What you have to do
Return the records that follow, matching each one exactly.

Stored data
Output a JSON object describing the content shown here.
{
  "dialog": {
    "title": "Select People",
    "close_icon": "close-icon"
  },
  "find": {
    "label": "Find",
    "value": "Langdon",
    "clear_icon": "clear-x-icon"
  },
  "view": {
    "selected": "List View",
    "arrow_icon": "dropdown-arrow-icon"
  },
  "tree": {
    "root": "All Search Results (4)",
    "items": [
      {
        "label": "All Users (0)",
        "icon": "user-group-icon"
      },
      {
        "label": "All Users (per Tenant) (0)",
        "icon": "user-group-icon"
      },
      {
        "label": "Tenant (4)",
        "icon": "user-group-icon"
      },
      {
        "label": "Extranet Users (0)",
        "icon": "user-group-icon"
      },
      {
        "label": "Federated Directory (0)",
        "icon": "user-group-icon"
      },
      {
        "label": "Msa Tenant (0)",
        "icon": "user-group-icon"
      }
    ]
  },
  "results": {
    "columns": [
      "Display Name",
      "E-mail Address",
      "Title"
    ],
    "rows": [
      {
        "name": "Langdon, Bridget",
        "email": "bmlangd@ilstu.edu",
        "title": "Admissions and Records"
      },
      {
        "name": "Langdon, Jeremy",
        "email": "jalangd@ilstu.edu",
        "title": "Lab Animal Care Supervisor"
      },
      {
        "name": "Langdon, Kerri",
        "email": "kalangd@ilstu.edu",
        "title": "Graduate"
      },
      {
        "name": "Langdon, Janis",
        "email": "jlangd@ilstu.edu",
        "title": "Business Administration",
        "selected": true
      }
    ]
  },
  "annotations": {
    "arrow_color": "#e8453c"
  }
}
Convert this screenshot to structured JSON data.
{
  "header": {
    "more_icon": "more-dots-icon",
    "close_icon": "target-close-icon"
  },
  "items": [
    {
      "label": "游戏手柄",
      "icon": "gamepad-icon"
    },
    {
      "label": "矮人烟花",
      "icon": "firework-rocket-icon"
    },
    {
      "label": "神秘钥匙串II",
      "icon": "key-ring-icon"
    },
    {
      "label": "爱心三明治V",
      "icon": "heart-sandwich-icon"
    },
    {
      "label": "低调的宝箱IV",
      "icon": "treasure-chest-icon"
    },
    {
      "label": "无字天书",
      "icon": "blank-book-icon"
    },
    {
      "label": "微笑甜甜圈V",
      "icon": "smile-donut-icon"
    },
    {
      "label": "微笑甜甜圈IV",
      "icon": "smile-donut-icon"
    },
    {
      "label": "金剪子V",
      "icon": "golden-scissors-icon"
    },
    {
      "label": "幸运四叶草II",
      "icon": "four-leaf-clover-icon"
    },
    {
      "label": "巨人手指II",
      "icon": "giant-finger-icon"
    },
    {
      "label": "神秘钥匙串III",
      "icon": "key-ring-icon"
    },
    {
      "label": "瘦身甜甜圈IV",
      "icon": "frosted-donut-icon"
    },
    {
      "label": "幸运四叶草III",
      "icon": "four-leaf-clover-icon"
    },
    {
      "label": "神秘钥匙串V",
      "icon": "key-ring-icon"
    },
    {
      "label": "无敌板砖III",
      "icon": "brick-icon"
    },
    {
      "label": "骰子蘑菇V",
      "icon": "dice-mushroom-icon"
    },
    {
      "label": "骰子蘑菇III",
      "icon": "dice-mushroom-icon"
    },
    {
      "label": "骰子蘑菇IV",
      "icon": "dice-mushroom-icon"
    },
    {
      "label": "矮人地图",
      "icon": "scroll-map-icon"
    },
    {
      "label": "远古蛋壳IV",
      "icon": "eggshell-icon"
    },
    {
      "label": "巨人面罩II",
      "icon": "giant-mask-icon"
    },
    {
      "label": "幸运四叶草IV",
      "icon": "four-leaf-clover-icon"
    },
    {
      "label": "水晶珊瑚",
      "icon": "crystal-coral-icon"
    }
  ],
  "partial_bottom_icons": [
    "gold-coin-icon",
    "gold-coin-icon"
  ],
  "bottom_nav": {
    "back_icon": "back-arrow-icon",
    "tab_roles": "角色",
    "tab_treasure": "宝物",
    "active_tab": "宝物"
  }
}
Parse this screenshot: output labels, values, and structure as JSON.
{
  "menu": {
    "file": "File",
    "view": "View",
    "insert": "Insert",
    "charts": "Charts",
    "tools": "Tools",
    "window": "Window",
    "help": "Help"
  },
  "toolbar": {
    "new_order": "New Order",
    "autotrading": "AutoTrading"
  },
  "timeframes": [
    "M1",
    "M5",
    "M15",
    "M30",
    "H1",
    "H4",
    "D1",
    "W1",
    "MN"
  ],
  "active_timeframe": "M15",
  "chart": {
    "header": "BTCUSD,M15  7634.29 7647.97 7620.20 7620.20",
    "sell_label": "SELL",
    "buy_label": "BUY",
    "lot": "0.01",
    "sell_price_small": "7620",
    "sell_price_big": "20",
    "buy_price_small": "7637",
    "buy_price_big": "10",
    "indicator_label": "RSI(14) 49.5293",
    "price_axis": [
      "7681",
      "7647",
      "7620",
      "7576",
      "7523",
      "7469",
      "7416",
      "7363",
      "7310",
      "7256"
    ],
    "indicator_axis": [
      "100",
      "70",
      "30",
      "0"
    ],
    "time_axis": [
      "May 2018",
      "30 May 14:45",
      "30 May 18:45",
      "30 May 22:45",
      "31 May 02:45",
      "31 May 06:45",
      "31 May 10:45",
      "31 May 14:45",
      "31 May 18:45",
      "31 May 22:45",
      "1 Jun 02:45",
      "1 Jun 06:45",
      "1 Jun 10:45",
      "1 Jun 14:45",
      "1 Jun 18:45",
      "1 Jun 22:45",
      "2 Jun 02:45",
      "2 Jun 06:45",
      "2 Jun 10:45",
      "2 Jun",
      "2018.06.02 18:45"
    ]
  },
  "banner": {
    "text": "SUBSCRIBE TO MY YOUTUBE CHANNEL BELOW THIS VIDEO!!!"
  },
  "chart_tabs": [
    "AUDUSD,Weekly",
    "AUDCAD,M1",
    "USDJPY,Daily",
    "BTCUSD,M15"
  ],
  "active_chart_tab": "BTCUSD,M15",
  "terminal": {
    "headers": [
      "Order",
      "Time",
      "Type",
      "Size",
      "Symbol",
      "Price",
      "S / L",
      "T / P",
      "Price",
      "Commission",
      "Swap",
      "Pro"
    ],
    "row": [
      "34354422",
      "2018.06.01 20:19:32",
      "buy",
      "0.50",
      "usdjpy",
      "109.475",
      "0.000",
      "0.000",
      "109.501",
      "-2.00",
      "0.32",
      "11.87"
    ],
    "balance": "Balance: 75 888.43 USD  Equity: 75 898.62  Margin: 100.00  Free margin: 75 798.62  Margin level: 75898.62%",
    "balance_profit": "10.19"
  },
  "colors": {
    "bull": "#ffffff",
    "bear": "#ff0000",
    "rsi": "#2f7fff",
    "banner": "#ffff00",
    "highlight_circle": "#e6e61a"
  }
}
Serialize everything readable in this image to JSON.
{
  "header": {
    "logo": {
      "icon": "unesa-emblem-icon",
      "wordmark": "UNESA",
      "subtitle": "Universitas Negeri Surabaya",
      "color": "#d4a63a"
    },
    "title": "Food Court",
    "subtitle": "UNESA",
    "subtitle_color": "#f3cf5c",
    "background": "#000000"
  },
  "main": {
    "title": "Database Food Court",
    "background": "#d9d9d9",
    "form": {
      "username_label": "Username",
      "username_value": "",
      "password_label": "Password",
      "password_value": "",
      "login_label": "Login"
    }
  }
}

Completed task
Output a JSON object describing the content shown here.
{
  "dialog": {
    "title": "Select People",
    "close_icon": "close-icon"
  },
  "find": {
    "label": "Find",
    "value": "Langdon",
    "clear_icon": "clear-x-icon"
  },
  "view": {
    "selected": "List View",
    "arrow_icon": "dropdown-arrow-icon"
  },
  "tree": {
    "root": "All Search Results (4)",
    "items": [
      {
        "label": "All Users (0)",
        "icon": "user-group-icon"
      },
      {
        "label": "All Users (per Tenant) (0)",
        "icon": "user-group-icon"
      },
      {
        "label": "Tenant (4)",
        "icon": "user-group-icon"
      },
      {
        "label": "Extranet Users (0)",
        "icon": "user-group-icon"
      },
      {
        "label": "Federated Directory (0)",
        "icon": "user-group-icon"
      },
      {
        "label": "Msa Tenant (0)",
        "icon": "user-group-icon"
      }
    ]
  },
  "results": {
    "columns": [
      "Display Name",
      "E-mail Address",
      "Title"
    ],
    "rows": [
      {
        "name": "Langdon, Bridget",
        "email": "bmlangd@ilstu.edu",
        "title": "Admissions and Records"
      },
      {
        "name": "Langdon, Jeremy",
        "email": "jalangd@ilstu.edu",
        "title": "Lab Animal Care Supervisor"
      },
      {
        "name": "Langdon, Kerri",
        "email": "kalangd@ilstu.edu",
        "title": "Graduate"
      },
      {
        "name": "Langdon, Janis",
        "email": "jlangd@ilstu.edu",
        "title": "Business Administration",
        "selected": true
      }
    ]
  },
  "annotations": {
    "arrow_color": "#e8453c"
  }
}
Convert this screenshot to structured JSON data.
{
  "header": {
    "more_icon": "more-dots-icon",
    "close_icon": "target-close-icon"
  },
  "items": [
    {
      "label": "游戏手柄",
      "icon": "gamepad-icon"
    },
    {
      "label": "矮人烟花",
      "icon": "firework-rocket-icon"
    },
    {
      "label": "神秘钥匙串II",
      "icon": "key-ring-icon"
    },
    {
      "label": "爱心三明治V",
      "icon": "heart-sandwich-icon"
    },
    {
      "label": "低调的宝箱IV",
      "icon": "treasure-chest-icon"
    },
    {
      "label": "无字天书",
      "icon": "blank-book-icon"
    },
    {
      "label": "微笑甜甜圈V",
      "icon": "smile-donut-icon"
    },
    {
      "label": "微笑甜甜圈IV",
      "icon": "smile-donut-icon"
    },
    {
      "label": "金剪子V",
      "icon": "golden-scissors-icon"
    },
    {
      "label": "幸运四叶草II",
      "icon": "four-leaf-clover-icon"
    },
    {
      "label": "巨人手指II",
      "icon": "giant-finger-icon"
    },
    {
      "label": "神秘钥匙串III",
      "icon": "key-ring-icon"
    },
    {
      "label": "瘦身甜甜圈IV",
      "icon": "frosted-donut-icon"
    },
    {
      "label": "幸运四叶草III",
      "icon": "four-leaf-clover-icon"
    },
    {
      "label": "神秘钥匙串V",
      "icon": "key-ring-icon"
    },
    {
      "label": "无敌板砖III",
      "icon": "brick-icon"
    },
    {
      "label": "骰子蘑菇V",
      "icon": "dice-mushroom-icon"
    },
    {
      "label": "骰子蘑菇III",
      "icon": "dice-mushroom-icon"
    },
    {
      "label": "骰子蘑菇IV",
      "icon": "dice-mushroom-icon"
    },
    {
      "label": "矮人地图",
      "icon": "scroll-map-icon"
    },
    {
      "label": "远古蛋壳IV",
      "icon": "eggshell-icon"
    },
    {
      "label": "巨人面罩II",
      "icon": "giant-mask-icon"
    },
    {
      "label": "幸运四叶草IV",
      "icon": "four-leaf-clover-icon"
    },
    {
      "label": "水晶珊瑚",
      "icon": "crystal-coral-icon"
    }
  ],
  "partial_bottom_icons": [
    "gold-coin-icon",
    "gold-coin-icon"
  ],
  "bottom_nav": {
    "back_icon": "back-arrow-icon",
    "tab_roles": "角色",
    "tab_treasure": "宝物",
    "active_tab": "宝物"
  }
}
Parse this screenshot: output labels, values, and structure as JSON.
{
  "menu": {
    "file": "File",
    "view": "View",
    "insert": "Insert",
    "charts": "Charts",
    "tools": "Tools",
    "window": "Window",
    "help": "Help"
  },
  "toolbar": {
    "new_order": "New Order",
    "autotrading": "AutoTrading"
  },
  "timeframes": [
    "M1",
    "M5",
    "M15",
    "M30",
    "H1",
    "H4",
    "D1",
    "W1",
    "MN"
  ],
  "active_timeframe": "M15",
  "chart": {
    "header": "BTCUSD,M15  7634.29 7647.97 7620.20 7620.20",
    "sell_label": "SELL",
    "buy_label": "BUY",
    "lot": "0.01",
    "sell_price_small": "7620",
    "sell_price_big": "20",
    "buy_price_small": "7637",
    "buy_price_big": "10",
    "indicator_label": "RSI(14) 49.5293",
    "price_axis": [
      "7681",
      "7647",
      "7620",
      "7576",
      "7523",
      "7469",
      "7416",
      "7363",
      "7310",
      "7256"
    ],
    "indicator_axis": [
      "100",
      "70",
      "30",
      "0"
    ],
    "time_axis": [
      "May 2018",
      "30 May 14:45",
      "30 May 18:45",
      "30 May 22:45",
      "31 May 02:45",
      "31 May 06:45",
      "31 May 10:45",
      "31 May 14:45",
      "31 May 18:45",
      "31 May 22:45",
      "1 Jun 02:45",
      "1 Jun 06:45",
      "1 Jun 10:45",
      "1 Jun 14:45",
      "1 Jun 18:45",
      "1 Jun 22:45",
      "2 Jun 02:45",
      "2 Jun 06:45",
      "2 Jun 10:45",
      "2 Jun",
      "2018.06.02 18:45"
    ]
  },
  "banner": {
    "text": "SUBSCRIBE TO MY YOUTUBE CHANNEL BELOW THIS VIDEO!!!"
  },
  "chart_tabs": [
    "AUDUSD,Weekly",
    "AUDCAD,M1",
    "USDJPY,Daily",
    "BTCUSD,M15"
  ],
  "active_chart_tab": "BTCUSD,M15",
  "terminal": {
    "headers": [
      "Order",
      "Time",
      "Type",
      "Size",
      "Symbol",
      "Price",
      "S / L",
      "T / P",
      "Price",
      "Commission",
      "Swap",
      "Pro"
    ],
    "row": [
      "34354422",
      "2018.06.01 20:19:32",
      "buy",
      "0.50",
      "usdjpy",
      "109.475",
      "0.000",
      "0.000",
      "109.501",
      "-2.00",
      "0.32",
      "11.87"
    ],
    "balance": "Balance: 75 888.43 USD  Equity: 75 898.62  Margin: 100.00  Free margin: 75 798.62  Margin level: 75898.62%",
    "balance_profit": "10.19"
  },
  "colors": {
    "bull": "#ffffff",
    "bear": "#ff0000",
    "rsi": "#2f7fff",
    "banner": "#ffff00",
    "highlight_circle": "#e6e61a"
  }
}
Serialize everything readable in this image to JSON.
{
  "header": {
    "logo": {
      "icon": "unesa-emblem-icon",
      "wordmark": "UNESA",
      "subtitle": "Universitas Negeri Surabaya",
      "color": "#d4a63a"
    },
    "title": "Food Court",
    "subtitle": "UNESA",
    "subtitle_color": "#f3cf5c",
    "background": "#000000"
  },
  "main": {
    "title": "Database Food Court",
    "background": "#d9d9d9",
    "form": {
      "username_label": "Username",
      "username_value": "",
      "password_label": "Password",
      "password_value": "",
      "login_label": "Login"
    }
  }
}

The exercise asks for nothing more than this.